=== Dataset extract ===
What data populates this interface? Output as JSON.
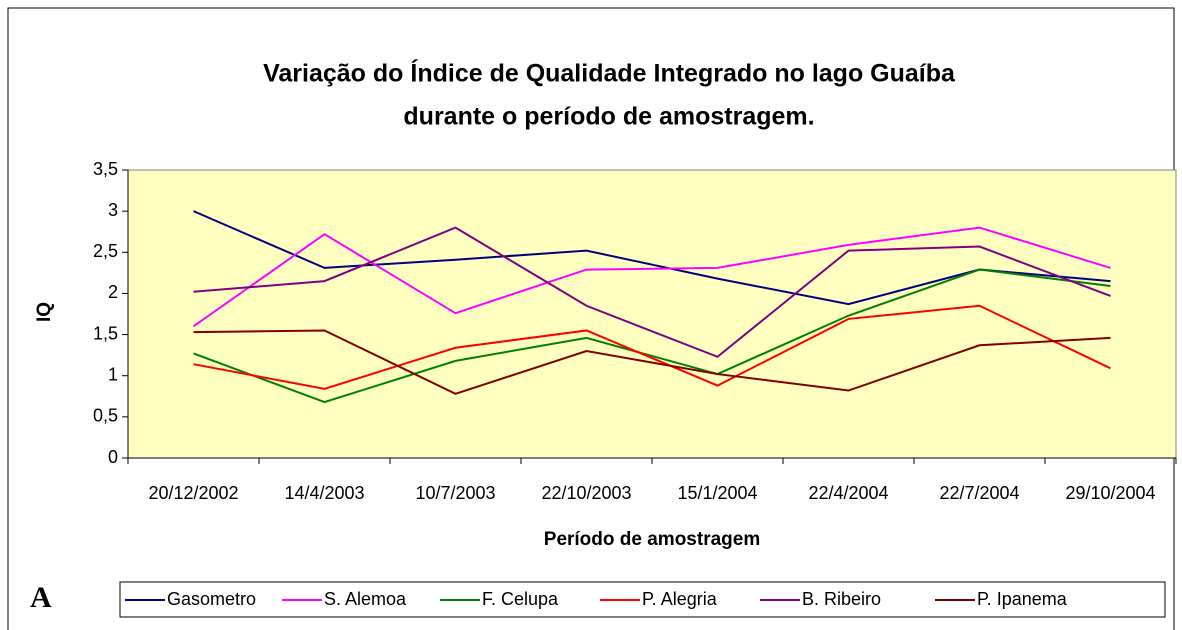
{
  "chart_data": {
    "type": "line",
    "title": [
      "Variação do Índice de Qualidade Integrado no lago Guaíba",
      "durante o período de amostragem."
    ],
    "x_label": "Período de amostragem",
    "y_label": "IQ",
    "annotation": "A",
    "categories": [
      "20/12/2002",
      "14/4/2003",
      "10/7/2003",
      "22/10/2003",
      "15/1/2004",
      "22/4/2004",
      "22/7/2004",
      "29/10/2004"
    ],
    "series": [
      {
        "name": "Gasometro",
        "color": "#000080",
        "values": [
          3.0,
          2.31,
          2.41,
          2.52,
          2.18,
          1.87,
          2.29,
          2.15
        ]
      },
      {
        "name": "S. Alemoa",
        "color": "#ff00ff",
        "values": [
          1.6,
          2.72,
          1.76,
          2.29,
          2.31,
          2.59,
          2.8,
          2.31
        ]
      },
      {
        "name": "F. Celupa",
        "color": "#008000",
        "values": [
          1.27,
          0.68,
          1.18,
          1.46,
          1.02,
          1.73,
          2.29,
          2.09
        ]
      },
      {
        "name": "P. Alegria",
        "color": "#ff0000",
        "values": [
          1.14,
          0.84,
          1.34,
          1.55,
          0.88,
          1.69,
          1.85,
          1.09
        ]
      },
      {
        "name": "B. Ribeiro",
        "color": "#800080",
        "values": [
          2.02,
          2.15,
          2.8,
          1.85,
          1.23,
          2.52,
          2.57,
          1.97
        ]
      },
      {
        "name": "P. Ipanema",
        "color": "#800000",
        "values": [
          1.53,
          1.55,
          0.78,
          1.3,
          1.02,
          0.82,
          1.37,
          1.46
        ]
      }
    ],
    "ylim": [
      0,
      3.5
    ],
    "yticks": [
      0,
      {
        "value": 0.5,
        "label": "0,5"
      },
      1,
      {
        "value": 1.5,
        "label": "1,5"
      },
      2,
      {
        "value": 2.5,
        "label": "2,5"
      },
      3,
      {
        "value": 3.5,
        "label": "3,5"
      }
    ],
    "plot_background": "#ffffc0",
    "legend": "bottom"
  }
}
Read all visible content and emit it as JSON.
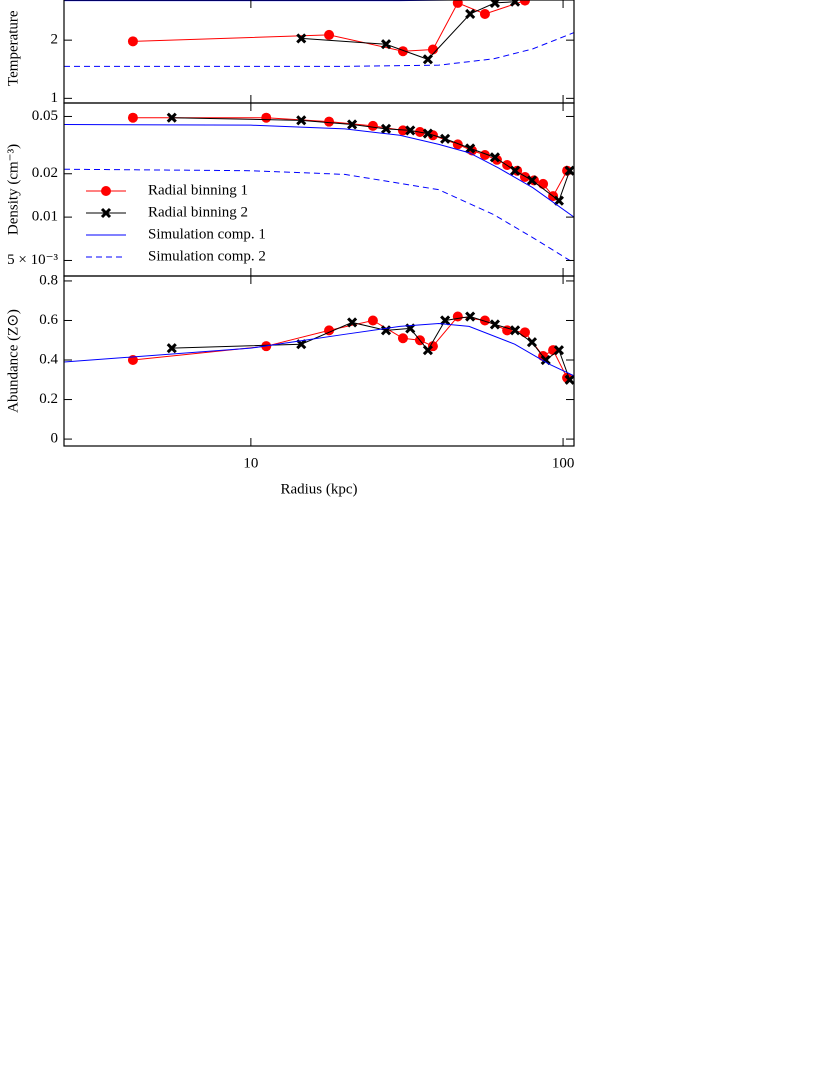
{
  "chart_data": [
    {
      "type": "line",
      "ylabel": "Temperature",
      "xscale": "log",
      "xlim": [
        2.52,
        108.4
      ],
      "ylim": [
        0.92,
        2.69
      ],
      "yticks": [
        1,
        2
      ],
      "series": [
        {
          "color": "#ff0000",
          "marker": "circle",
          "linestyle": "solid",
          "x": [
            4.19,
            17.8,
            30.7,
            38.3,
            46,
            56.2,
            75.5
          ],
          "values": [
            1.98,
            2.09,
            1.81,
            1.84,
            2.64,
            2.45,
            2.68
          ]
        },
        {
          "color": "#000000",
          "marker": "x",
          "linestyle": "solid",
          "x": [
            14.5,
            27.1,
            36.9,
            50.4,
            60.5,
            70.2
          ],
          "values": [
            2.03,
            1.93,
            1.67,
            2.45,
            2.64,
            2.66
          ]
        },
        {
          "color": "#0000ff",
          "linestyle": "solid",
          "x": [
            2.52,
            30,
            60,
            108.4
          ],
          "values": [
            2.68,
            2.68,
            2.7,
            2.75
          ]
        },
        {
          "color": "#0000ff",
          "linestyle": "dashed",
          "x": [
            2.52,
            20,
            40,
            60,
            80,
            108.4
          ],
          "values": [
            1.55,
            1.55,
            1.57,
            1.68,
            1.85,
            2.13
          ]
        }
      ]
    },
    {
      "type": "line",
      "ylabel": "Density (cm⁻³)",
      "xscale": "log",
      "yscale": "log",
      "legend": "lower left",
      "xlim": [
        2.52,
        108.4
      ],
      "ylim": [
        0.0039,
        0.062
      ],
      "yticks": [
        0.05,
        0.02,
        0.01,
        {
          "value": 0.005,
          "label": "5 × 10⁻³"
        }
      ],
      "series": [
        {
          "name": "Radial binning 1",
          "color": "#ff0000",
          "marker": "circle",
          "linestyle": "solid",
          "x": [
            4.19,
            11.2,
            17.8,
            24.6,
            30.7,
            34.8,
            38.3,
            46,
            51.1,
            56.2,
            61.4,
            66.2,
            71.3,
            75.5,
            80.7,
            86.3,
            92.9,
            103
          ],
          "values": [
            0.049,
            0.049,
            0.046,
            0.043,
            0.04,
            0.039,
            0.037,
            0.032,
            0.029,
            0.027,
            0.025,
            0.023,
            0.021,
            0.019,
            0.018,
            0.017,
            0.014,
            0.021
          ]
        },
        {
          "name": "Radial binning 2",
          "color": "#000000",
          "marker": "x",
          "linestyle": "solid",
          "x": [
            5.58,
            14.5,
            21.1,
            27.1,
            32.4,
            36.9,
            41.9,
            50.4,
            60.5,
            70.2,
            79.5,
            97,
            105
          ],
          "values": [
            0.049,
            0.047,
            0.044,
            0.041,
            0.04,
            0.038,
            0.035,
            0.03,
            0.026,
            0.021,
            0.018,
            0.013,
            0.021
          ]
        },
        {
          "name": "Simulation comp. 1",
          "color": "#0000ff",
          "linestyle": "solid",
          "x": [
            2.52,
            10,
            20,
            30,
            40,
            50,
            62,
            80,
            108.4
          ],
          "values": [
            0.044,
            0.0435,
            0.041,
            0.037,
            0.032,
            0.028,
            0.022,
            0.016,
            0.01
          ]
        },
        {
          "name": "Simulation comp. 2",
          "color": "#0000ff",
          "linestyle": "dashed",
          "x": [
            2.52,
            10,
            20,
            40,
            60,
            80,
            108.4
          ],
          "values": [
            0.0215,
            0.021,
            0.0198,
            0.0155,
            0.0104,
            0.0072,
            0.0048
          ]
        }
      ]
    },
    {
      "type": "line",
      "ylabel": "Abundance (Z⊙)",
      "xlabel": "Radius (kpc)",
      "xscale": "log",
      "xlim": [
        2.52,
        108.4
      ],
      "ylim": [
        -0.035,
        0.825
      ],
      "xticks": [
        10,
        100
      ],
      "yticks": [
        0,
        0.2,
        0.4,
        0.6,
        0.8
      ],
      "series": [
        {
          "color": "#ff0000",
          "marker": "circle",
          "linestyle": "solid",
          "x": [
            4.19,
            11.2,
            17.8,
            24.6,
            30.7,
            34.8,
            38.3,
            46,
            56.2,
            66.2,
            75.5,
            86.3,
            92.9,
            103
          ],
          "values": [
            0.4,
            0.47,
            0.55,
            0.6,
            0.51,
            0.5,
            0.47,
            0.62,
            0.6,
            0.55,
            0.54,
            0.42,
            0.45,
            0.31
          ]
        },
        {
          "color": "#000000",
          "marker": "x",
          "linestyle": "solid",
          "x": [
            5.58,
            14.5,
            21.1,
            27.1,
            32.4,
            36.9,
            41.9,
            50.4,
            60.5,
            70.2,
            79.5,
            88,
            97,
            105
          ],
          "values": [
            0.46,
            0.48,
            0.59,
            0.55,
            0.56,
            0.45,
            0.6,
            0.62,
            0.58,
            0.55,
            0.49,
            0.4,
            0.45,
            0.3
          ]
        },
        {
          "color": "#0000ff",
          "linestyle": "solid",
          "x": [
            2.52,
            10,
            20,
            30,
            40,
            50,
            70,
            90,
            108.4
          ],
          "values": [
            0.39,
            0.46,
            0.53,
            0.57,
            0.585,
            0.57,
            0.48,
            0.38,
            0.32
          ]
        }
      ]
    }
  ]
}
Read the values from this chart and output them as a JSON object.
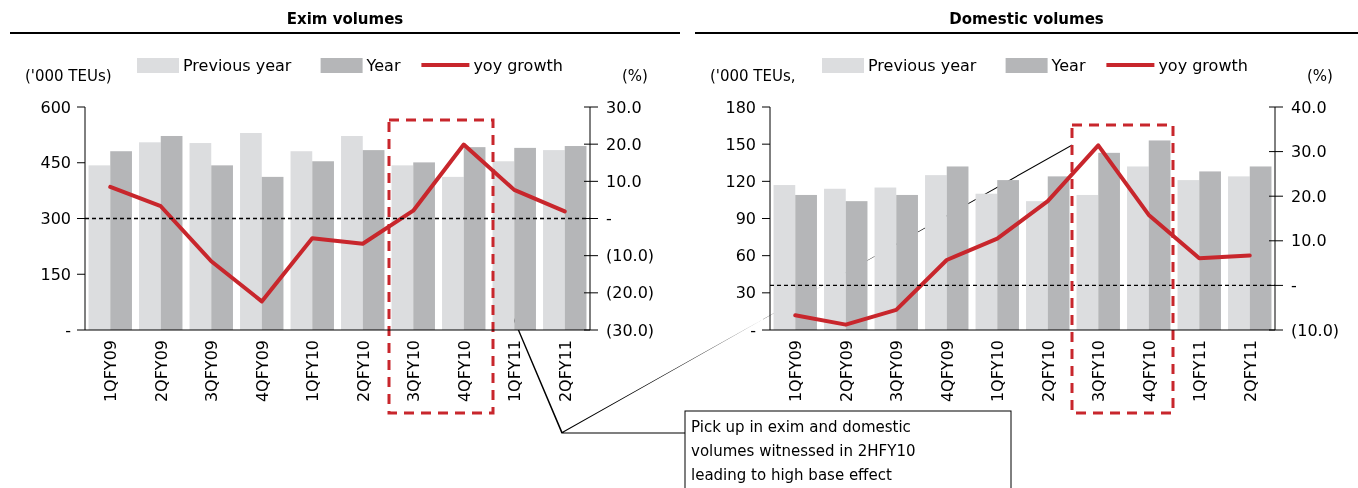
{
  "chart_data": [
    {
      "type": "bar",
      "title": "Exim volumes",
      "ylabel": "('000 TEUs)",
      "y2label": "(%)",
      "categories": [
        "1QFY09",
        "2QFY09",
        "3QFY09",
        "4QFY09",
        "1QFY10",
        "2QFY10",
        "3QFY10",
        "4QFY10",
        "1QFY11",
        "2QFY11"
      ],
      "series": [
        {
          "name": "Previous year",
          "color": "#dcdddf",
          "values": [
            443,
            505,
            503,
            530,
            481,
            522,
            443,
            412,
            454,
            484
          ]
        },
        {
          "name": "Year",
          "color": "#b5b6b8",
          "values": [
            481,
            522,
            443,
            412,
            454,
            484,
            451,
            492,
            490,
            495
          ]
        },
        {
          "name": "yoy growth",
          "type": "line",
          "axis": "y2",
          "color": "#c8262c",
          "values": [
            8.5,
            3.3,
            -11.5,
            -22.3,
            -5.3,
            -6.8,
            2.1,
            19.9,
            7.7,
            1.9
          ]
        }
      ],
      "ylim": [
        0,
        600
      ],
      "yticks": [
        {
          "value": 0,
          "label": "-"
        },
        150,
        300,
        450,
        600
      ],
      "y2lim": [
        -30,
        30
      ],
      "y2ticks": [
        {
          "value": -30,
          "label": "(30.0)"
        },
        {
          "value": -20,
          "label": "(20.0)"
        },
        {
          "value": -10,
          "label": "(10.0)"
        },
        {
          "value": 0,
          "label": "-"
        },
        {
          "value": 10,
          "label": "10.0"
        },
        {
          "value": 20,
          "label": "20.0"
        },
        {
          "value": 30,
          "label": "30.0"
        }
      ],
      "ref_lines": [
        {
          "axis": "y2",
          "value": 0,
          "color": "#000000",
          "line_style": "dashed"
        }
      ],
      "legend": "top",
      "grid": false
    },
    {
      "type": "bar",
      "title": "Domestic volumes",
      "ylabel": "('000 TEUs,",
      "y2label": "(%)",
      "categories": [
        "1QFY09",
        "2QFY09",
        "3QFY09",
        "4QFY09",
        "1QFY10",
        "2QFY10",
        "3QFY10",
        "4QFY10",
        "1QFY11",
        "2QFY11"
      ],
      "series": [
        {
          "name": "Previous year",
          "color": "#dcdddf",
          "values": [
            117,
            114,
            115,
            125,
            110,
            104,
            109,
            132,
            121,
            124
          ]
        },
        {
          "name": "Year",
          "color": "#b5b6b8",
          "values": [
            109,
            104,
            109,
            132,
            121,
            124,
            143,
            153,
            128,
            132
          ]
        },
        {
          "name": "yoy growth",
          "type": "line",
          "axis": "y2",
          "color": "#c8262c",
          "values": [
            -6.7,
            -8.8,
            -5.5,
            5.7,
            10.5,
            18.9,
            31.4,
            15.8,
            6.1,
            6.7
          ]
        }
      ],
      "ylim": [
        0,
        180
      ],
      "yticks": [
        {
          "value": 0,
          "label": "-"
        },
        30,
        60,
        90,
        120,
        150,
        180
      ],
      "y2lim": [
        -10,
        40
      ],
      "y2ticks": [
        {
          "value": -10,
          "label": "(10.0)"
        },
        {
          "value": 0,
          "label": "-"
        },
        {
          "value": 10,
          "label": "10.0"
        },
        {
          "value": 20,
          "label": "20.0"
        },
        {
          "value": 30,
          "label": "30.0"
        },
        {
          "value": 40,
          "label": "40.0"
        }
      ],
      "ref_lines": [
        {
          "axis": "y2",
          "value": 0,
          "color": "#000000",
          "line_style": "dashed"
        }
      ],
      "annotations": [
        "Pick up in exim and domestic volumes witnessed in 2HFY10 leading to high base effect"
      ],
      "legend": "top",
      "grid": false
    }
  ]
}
===
▸ Stated exercise: From the records above, copy every line that holds the word "title".

▸ Task output:
    "title": [
      "title": "Exim volumes",
      "title": "Domestic volumes",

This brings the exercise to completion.